Retype every entry word for word.

%%

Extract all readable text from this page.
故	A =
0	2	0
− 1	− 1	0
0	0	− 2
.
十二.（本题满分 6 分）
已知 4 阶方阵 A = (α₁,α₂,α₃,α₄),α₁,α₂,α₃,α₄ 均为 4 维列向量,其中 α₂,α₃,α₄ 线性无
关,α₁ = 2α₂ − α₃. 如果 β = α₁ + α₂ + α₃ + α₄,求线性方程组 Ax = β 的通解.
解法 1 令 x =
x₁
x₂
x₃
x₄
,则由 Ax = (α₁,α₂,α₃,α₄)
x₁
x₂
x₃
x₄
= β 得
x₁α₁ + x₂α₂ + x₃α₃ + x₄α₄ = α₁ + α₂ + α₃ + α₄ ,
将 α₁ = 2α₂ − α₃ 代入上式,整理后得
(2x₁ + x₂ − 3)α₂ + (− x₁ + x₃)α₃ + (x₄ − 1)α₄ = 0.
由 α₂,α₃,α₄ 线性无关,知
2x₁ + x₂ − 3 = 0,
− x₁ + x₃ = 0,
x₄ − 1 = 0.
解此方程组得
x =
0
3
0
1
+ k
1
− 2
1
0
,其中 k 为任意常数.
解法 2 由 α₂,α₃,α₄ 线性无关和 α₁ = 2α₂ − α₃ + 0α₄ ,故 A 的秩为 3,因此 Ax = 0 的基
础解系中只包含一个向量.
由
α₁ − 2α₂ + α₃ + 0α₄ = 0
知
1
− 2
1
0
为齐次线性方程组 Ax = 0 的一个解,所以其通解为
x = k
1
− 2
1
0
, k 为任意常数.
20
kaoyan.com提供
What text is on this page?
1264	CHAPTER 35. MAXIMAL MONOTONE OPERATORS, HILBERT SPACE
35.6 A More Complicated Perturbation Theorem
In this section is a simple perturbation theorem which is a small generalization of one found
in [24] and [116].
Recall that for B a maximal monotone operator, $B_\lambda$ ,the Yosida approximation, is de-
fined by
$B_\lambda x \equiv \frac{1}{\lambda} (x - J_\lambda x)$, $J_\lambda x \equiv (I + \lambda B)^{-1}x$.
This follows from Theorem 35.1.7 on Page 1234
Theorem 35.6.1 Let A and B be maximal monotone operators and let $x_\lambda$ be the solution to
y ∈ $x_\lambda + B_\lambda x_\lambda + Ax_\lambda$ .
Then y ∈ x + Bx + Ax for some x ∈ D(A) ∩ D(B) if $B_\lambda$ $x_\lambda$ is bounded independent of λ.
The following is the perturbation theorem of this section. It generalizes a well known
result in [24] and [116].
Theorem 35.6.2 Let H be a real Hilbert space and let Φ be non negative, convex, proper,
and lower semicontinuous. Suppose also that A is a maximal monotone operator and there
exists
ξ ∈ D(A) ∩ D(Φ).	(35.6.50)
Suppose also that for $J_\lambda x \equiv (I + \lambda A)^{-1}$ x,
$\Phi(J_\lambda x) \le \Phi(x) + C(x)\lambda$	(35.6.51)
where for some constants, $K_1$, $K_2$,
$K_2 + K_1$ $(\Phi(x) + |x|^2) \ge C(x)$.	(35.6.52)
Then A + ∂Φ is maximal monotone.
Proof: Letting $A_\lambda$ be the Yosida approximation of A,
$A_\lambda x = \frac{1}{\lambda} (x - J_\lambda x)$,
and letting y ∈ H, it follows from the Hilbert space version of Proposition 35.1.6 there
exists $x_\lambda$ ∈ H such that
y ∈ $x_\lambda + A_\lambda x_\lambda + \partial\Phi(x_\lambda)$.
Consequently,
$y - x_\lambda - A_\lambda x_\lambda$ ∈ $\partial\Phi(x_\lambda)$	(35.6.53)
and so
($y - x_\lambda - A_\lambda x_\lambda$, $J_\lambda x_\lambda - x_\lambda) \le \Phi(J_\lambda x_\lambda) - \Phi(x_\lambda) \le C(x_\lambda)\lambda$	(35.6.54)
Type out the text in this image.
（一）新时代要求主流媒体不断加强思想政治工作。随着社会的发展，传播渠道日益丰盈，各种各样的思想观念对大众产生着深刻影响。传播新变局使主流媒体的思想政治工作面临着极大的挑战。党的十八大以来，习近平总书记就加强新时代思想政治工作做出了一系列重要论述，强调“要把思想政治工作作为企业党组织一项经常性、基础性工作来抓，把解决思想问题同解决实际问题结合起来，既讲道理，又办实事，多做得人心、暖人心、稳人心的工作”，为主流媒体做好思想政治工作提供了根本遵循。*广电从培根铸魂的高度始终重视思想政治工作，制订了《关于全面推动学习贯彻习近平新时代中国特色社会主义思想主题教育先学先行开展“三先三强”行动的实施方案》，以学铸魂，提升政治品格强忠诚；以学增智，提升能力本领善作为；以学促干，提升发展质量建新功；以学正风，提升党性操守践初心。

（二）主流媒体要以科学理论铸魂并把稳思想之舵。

%%

Output for this exercise
Extract all readable text from this page.
故	A =
0	2	0
− 1	− 1	0
0	0	− 2
.
十二.（本题满分 6 分）
已知 4 阶方阵 A = (α₁,α₂,α₃,α₄),α₁,α₂,α₃,α₄ 均为 4 维列向量,其中 α₂,α₃,α₄ 线性无
关,α₁ = 2α₂ − α₃. 如果 β = α₁ + α₂ + α₃ + α₄,求线性方程组 Ax = β 的通解.
解法 1 令 x =
x₁
x₂
x₃
x₄
,则由 Ax = (α₁,α₂,α₃,α₄)
x₁
x₂
x₃
x₄
= β 得
x₁α₁ + x₂α₂ + x₃α₃ + x₄α₄ = α₁ + α₂ + α₃ + α₄ ,
将 α₁ = 2α₂ − α₃ 代入上式,整理后得
(2x₁ + x₂ − 3)α₂ + (− x₁ + x₃)α₃ + (x₄ − 1)α₄ = 0.
由 α₂,α₃,α₄ 线性无关,知
2x₁ + x₂ − 3 = 0,
− x₁ + x₃ = 0,
x₄ − 1 = 0.
解此方程组得
x =
0
3
0
1
+ k
1
− 2
1
0
,其中 k 为任意常数.
解法 2 由 α₂,α₃,α₄ 线性无关和 α₁ = 2α₂ − α₃ + 0α₄ ,故 A 的秩为 3,因此 Ax = 0 的基
础解系中只包含一个向量.
由
α₁ − 2α₂ + α₃ + 0α₄ = 0
知
1
− 2
1
0
为齐次线性方程组 Ax = 0 的一个解,所以其通解为
x = k
1
− 2
1
0
, k 为任意常数.
20
kaoyan.com提供
What text is on this page?
1264	CHAPTER 35. MAXIMAL MONOTONE OPERATORS, HILBERT SPACE
35.6 A More Complicated Perturbation Theorem
In this section is a simple perturbation theorem which is a small generalization of one found
in [24] and [116].
Recall that for B a maximal monotone operator, $B_\lambda$ ,the Yosida approximation, is de-
fined by
$B_\lambda x \equiv \frac{1}{\lambda} (x - J_\lambda x)$, $J_\lambda x \equiv (I + \lambda B)^{-1}x$.
This follows from Theorem 35.1.7 on Page 1234
Theorem 35.6.1 Let A and B be maximal monotone operators and let $x_\lambda$ be the solution to
y ∈ $x_\lambda + B_\lambda x_\lambda + Ax_\lambda$ .
Then y ∈ x + Bx + Ax for some x ∈ D(A) ∩ D(B) if $B_\lambda$ $x_\lambda$ is bounded independent of λ.
The following is the perturbation theorem of this section. It generalizes a well known
result in [24] and [116].
Theorem 35.6.2 Let H be a real Hilbert space and let Φ be non negative, convex, proper,
and lower semicontinuous. Suppose also that A is a maximal monotone operator and there
exists
ξ ∈ D(A) ∩ D(Φ).	(35.6.50)
Suppose also that for $J_\lambda x \equiv (I + \lambda A)^{-1}$ x,
$\Phi(J_\lambda x) \le \Phi(x) + C(x)\lambda$	(35.6.51)
where for some constants, $K_1$, $K_2$,
$K_2 + K_1$ $(\Phi(x) + |x|^2) \ge C(x)$.	(35.6.52)
Then A + ∂Φ is maximal monotone.
Proof: Letting $A_\lambda$ be the Yosida approximation of A,
$A_\lambda x = \frac{1}{\lambda} (x - J_\lambda x)$,
and letting y ∈ H, it follows from the Hilbert space version of Proposition 35.1.6 there
exists $x_\lambda$ ∈ H such that
y ∈ $x_\lambda + A_\lambda x_\lambda + \partial\Phi(x_\lambda)$.
Consequently,
$y - x_\lambda - A_\lambda x_\lambda$ ∈ $\partial\Phi(x_\lambda)$	(35.6.53)
and so
($y - x_\lambda - A_\lambda x_\lambda$, $J_\lambda x_\lambda - x_\lambda) \le \Phi(J_\lambda x_\lambda) - \Phi(x_\lambda) \le C(x_\lambda)\lambda$	(35.6.54)
Type out the text in this image.
（一）新时代要求主流媒体不断加强思想政治工作。随着社会的发展，传播渠道日益丰盈，各种各样的思想观念对大众产生着深刻影响。传播新变局使主流媒体的思想政治工作面临着极大的挑战。党的十八大以来，习近平总书记就加强新时代思想政治工作做出了一系列重要论述，强调“要把思想政治工作作为企业党组织一项经常性、基础性工作来抓，把解决思想问题同解决实际问题结合起来，既讲道理，又办实事，多做得人心、暖人心、稳人心的工作”，为主流媒体做好思想政治工作提供了根本遵循。*广电从培根铸魂的高度始终重视思想政治工作，制订了《关于全面推动学习贯彻习近平新时代中国特色社会主义思想主题教育先学先行开展“三先三强”行动的实施方案》，以学铸魂，提升政治品格强忠诚；以学增智，提升能力本领善作为；以学促干，提升发展质量建新功；以学正风，提升党性操守践初心。

（二）主流媒体要以科学理论铸魂并把稳思想之舵。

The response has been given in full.